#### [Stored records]
______________________________

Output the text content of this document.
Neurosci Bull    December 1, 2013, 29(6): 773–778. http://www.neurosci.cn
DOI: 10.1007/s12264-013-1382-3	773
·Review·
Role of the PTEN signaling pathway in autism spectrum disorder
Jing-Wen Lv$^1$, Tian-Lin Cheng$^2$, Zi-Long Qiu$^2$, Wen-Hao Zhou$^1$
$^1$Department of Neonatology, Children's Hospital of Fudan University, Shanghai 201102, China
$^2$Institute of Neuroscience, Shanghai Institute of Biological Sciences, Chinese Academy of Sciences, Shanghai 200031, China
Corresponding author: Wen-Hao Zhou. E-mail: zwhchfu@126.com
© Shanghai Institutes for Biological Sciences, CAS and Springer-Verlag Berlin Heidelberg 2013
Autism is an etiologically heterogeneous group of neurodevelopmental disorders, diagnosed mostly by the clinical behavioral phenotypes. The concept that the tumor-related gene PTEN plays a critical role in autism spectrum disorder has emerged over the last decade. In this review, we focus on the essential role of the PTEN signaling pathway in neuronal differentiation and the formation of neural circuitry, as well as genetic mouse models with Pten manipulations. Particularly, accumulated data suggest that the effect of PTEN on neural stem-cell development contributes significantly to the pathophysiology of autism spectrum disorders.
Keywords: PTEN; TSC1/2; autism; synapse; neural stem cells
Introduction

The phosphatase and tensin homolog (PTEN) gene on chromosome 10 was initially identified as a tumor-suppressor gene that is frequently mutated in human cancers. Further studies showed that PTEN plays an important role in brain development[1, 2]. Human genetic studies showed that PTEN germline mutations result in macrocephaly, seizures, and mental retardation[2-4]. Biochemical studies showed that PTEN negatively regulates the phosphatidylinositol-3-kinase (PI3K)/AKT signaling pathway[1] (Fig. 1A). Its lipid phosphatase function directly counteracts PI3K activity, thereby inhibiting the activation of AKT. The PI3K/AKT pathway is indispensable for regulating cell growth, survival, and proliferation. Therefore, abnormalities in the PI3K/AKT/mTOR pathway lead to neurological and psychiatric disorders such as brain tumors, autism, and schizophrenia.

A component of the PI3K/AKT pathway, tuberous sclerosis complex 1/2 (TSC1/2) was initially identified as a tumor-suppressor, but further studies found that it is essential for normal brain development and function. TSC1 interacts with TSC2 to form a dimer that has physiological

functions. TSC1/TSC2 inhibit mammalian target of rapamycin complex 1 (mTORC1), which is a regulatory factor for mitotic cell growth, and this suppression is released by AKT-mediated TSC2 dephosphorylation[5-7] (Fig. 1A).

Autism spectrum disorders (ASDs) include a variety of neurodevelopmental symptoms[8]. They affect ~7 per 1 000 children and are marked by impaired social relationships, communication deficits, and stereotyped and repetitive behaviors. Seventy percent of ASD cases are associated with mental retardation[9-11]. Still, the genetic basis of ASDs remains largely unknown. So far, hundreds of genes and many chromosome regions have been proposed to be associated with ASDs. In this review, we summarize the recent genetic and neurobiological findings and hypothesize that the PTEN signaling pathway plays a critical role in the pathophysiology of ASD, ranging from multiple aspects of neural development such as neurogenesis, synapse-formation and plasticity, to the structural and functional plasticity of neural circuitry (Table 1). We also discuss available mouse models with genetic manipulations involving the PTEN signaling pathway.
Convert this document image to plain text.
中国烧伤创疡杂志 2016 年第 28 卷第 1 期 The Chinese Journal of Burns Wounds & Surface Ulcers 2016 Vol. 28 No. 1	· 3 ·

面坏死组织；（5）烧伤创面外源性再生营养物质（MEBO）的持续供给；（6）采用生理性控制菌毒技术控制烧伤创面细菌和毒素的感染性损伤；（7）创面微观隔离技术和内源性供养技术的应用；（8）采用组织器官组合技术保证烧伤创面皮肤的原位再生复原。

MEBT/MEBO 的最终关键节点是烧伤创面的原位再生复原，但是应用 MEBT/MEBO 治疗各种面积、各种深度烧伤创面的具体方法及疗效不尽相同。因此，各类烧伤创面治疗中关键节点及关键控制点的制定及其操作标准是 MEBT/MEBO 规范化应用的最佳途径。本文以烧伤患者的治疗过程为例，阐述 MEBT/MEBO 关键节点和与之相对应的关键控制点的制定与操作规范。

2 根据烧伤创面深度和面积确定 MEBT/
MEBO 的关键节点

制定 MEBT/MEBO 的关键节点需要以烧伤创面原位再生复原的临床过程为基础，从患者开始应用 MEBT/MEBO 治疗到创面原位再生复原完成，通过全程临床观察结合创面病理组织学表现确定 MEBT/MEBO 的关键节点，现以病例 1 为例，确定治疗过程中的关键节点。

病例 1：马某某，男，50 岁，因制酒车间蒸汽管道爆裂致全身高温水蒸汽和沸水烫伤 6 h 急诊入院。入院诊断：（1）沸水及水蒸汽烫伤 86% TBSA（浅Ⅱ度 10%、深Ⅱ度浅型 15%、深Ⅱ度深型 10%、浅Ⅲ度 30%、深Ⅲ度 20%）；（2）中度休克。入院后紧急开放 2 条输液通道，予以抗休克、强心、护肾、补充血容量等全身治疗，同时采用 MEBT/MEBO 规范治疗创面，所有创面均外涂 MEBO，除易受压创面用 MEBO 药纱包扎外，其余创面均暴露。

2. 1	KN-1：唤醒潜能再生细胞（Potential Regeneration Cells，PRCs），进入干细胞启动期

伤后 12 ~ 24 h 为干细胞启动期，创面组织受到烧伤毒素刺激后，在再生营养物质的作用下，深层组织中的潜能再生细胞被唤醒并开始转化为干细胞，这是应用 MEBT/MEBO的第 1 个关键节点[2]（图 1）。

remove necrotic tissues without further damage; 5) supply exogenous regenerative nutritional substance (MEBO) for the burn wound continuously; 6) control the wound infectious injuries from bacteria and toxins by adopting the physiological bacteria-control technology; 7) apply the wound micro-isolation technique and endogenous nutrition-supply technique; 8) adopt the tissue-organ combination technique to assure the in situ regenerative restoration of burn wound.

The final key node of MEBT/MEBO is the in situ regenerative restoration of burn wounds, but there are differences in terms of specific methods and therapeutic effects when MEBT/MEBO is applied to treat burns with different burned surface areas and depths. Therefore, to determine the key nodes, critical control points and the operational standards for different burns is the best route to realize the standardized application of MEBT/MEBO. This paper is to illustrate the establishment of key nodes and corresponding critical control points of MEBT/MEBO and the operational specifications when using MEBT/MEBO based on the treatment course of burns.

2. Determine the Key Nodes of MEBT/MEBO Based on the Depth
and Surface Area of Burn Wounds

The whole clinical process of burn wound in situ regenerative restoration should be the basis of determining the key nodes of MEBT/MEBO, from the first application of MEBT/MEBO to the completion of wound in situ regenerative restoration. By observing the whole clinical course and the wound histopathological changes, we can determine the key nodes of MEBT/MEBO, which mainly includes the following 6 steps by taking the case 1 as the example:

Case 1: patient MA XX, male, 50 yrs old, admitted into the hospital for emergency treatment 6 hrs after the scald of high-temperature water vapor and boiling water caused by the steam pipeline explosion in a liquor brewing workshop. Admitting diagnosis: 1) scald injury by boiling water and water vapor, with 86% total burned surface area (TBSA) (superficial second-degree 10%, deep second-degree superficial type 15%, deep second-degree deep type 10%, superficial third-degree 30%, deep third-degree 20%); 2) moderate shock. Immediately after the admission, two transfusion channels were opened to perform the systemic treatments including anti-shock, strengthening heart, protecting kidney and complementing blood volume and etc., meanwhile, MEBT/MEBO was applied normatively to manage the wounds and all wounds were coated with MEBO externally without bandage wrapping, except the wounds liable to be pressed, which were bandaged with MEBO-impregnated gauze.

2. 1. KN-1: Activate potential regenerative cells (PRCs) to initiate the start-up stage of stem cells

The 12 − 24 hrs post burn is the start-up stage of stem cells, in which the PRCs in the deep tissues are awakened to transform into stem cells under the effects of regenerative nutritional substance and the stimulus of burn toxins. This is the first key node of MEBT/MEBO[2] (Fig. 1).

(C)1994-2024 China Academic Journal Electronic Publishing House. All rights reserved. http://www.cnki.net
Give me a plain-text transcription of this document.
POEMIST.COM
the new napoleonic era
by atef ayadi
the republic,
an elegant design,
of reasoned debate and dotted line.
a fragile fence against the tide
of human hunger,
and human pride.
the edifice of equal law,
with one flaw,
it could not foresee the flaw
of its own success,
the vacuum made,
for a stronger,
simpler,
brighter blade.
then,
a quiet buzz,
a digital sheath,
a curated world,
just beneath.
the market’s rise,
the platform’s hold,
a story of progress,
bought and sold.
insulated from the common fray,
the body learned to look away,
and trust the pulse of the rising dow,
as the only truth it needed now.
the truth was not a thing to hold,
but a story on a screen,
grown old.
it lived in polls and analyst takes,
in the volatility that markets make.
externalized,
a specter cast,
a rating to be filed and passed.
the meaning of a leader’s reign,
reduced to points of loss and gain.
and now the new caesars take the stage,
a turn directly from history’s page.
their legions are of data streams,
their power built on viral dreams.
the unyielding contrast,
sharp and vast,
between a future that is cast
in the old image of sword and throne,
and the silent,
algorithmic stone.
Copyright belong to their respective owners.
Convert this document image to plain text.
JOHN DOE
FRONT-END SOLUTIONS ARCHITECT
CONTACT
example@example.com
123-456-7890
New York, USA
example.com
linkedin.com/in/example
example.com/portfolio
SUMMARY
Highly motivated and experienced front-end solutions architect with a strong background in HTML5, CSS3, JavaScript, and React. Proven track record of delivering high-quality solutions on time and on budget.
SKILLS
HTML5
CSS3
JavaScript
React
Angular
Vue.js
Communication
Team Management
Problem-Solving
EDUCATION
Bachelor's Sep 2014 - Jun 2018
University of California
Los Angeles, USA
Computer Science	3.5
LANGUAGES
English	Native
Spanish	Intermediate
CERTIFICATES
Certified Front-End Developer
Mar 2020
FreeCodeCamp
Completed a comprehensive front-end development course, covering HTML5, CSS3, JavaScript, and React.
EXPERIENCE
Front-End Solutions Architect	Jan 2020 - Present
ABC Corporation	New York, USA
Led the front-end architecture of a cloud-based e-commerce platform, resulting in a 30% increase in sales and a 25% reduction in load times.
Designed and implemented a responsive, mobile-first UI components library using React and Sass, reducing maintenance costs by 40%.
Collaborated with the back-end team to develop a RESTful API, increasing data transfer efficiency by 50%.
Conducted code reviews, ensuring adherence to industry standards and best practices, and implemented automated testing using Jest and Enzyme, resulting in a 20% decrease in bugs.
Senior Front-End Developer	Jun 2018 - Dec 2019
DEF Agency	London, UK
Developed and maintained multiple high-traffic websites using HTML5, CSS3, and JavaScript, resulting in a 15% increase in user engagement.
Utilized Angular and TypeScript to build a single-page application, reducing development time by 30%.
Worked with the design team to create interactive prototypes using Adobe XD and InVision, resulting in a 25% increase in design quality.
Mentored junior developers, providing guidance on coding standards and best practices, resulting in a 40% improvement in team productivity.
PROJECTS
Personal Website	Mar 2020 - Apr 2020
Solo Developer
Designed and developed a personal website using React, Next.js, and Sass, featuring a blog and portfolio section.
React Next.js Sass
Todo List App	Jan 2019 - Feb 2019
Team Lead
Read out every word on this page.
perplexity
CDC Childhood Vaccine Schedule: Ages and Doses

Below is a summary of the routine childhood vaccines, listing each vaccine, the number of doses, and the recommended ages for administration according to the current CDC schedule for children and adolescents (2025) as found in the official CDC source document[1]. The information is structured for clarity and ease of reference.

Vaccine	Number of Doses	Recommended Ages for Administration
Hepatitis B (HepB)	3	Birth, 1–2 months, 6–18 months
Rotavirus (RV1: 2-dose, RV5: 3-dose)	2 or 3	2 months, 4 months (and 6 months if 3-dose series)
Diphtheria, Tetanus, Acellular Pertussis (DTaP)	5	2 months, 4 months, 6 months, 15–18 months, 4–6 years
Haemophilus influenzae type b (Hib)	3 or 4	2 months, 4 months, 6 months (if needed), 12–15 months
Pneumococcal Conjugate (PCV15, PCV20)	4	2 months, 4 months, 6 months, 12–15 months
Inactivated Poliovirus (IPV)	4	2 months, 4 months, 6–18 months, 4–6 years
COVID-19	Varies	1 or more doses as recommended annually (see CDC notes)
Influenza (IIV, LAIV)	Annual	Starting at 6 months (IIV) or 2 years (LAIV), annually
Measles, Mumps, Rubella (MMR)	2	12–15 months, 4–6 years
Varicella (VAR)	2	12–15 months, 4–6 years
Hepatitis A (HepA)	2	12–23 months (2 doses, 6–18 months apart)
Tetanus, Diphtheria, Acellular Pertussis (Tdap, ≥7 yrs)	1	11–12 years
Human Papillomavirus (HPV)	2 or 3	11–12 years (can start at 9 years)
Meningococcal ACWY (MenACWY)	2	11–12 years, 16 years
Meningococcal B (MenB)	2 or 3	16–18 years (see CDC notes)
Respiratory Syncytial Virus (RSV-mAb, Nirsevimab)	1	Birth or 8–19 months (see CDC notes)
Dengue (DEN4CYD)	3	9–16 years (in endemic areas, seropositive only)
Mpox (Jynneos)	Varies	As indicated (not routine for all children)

______________________________

#### [PROBLEM DESCRIPTION]
Check each line above for the word "situ" and copy the ones that have it.

#### [RESULT OF THIS EXERCISE]
remove necrotic tissues without further damage; 5) supply exogenous regenerative nutritional substance (MEBO) for the burn wound continuously; 6) control the wound infectious injuries from bacteria and toxins by adopting the physiological bacteria-control technology; 7) apply the wound micro-isolation technique and endogenous nutrition-supply technique; 8) adopt the tissue-organ combination technique to assure the in situ regenerative restoration of burn wound.
The final key node of MEBT/MEBO is the in situ regenerative restoration of burn wounds, but there are differences in terms of specific methods and therapeutic effects when MEBT/MEBO is applied to treat burns with different burned surface areas and depths. Therefore, to determine the key nodes, critical control points and the operational standards for different burns is the best route to realize the standardized application of MEBT/MEBO. This paper is to illustrate the establishment of key nodes and corresponding critical control points of MEBT/MEBO and the operational specifications when using MEBT/MEBO based on the treatment course of burns.
The whole clinical process of burn wound in situ regenerative restoration should be the basis of determining the key nodes of MEBT/MEBO, from the first application of MEBT/MEBO to the completion of wound in situ regenerative restoration. By observing the whole clinical course and the wound histopathological changes, we can determine the key nodes of MEBT/MEBO, which mainly includes the following 6 steps by taking the case 1 as the example:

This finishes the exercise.